[Stored records]
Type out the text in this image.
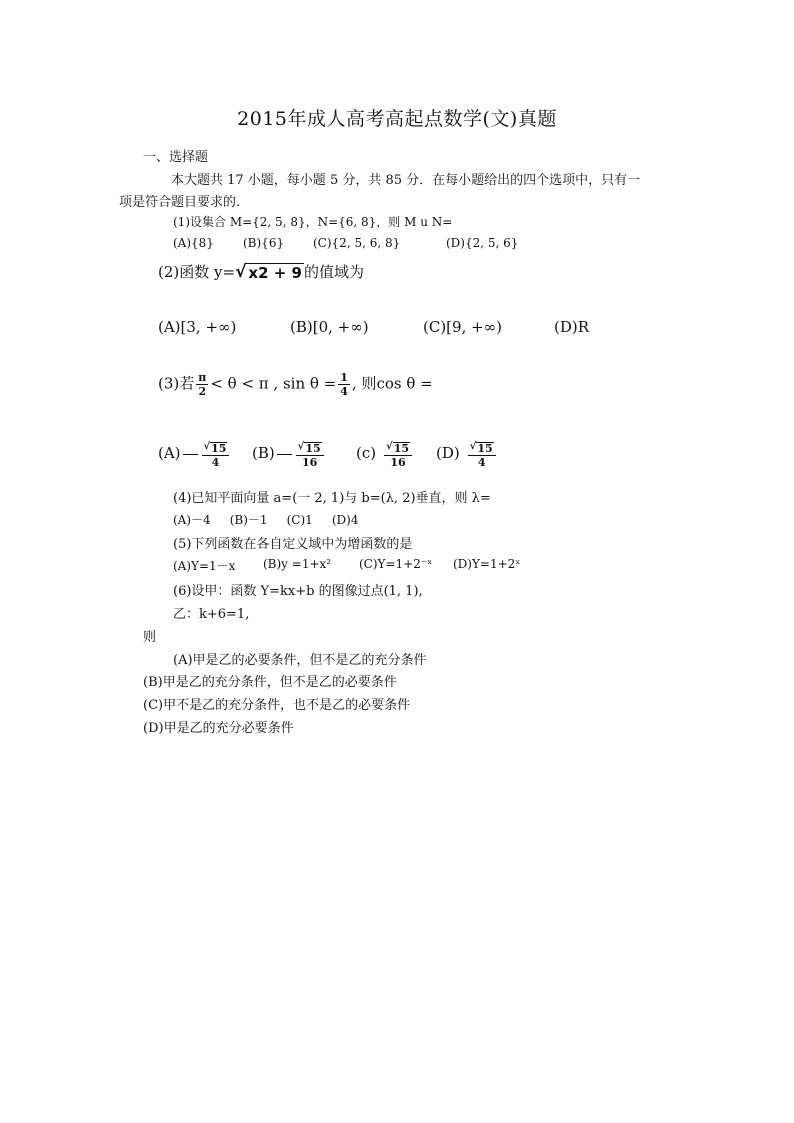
2015年成人高考高起点数学(文)真题
一、选择题
本大题共 17 小题，每小题 5 分，共 85 分．在每小题给出的四个选项中，只有一
项是符合题目要求的.
(1)设集合 M={2, 5, 8}，N={6, 8}，则 M u N=
(A){8} (B){6} (C){2, 5, 6, 8}	(D){2, 5, 6}
(2)函数 y= √ x2 + 9 的值域为
(A)[3, +∞)	(B)[0, +∞)	(C)[9, +∞)	(D)R
(3)若 $\frac{\pi}{2} < \theta < \pi$ , $\sin \theta = \frac{1}{4}$ , 则cos θ =
$(A) \frac{√ 15}{4} (B) \frac{√ 15}{16} (c) \frac{√ 15}{16} (D) \frac{√ 15}{4}$
(4)已知平面向量 a=(一 2, 1)与 b=(λ, 2)垂直，则 λ=
(A)－4     (B)－1     (C)1     (D)4
(5)下列函数在各自定义域中为增函数的是
(A)Y=1－x (B)y =1+x² (C)Y=1+2⁻ˣ (D)Y=1+2ˣ
(6)设甲：函数 Y=kx+b 的图像过点(1, 1),
乙：k+6=1,
则
(A)甲是乙的必要条件，但不是乙的充分条件
(B)甲是乙的充分条件，但不是乙的必要条件
(C)甲不是乙的充分条件，也不是乙的必要条件
(D)甲是乙的充分必要条件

### Aim
All lines above with "frac" in them should be returned.

### Correct response
(3)若 $\frac{\pi}{2} < \theta < \pi$ , $\sin \theta = \frac{1}{4}$ , 则cos θ =
$(A) \frac{√ 15}{4} (B) \frac{√ 15}{16} (c) \frac{√ 15}{16} (D) \frac{√ 15}{4}$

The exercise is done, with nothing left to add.